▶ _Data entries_

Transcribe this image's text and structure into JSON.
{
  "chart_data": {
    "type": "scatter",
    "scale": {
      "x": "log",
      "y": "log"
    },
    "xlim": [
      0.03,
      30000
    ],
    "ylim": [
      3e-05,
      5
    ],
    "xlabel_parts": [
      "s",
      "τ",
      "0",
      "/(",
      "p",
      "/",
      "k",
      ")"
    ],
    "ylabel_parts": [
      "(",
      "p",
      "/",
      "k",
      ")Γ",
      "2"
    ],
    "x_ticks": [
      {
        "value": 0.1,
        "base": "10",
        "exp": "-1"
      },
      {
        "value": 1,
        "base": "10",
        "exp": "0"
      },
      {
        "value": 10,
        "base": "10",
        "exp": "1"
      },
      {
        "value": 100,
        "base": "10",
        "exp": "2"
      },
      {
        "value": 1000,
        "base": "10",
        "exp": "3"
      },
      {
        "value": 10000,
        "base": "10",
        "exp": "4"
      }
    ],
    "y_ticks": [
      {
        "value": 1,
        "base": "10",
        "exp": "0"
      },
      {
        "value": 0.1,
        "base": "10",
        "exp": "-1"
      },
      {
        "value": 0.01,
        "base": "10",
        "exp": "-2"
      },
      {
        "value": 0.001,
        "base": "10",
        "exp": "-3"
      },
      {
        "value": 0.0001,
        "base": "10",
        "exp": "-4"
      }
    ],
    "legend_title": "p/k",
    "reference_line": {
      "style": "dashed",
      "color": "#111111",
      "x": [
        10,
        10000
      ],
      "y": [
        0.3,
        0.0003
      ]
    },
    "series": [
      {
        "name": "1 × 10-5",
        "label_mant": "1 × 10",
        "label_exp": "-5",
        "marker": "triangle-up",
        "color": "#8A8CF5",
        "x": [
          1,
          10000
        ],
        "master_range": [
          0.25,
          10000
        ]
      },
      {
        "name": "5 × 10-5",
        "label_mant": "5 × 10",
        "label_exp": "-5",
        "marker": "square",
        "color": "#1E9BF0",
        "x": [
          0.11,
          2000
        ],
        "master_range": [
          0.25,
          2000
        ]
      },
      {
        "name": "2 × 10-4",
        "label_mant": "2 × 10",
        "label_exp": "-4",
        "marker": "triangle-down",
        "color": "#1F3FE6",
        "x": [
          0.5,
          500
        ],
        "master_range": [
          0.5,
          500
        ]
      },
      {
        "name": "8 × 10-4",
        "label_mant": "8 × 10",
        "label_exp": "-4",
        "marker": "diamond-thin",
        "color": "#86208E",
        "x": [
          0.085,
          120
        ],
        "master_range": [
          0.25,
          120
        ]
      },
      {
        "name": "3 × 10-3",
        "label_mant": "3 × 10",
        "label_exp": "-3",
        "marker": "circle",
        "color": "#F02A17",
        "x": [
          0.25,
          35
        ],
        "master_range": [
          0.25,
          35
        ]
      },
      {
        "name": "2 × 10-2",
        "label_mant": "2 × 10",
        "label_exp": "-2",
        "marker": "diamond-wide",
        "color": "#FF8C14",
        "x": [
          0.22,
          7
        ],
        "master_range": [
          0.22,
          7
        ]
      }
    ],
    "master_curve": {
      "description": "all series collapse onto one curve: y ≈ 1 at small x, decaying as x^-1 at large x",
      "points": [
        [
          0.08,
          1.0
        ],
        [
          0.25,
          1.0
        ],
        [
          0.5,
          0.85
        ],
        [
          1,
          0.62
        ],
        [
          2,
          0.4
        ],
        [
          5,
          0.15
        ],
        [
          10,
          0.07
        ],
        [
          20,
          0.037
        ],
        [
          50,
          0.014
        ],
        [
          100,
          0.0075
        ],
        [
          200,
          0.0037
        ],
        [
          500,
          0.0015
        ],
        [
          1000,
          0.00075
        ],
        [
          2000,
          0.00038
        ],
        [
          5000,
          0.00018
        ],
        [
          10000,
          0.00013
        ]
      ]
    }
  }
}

▶ _AIM_
Using the listing above, state the number of lines that hold "value", with no other text.

▶ _ANSWER TO THE EXERCISE_
11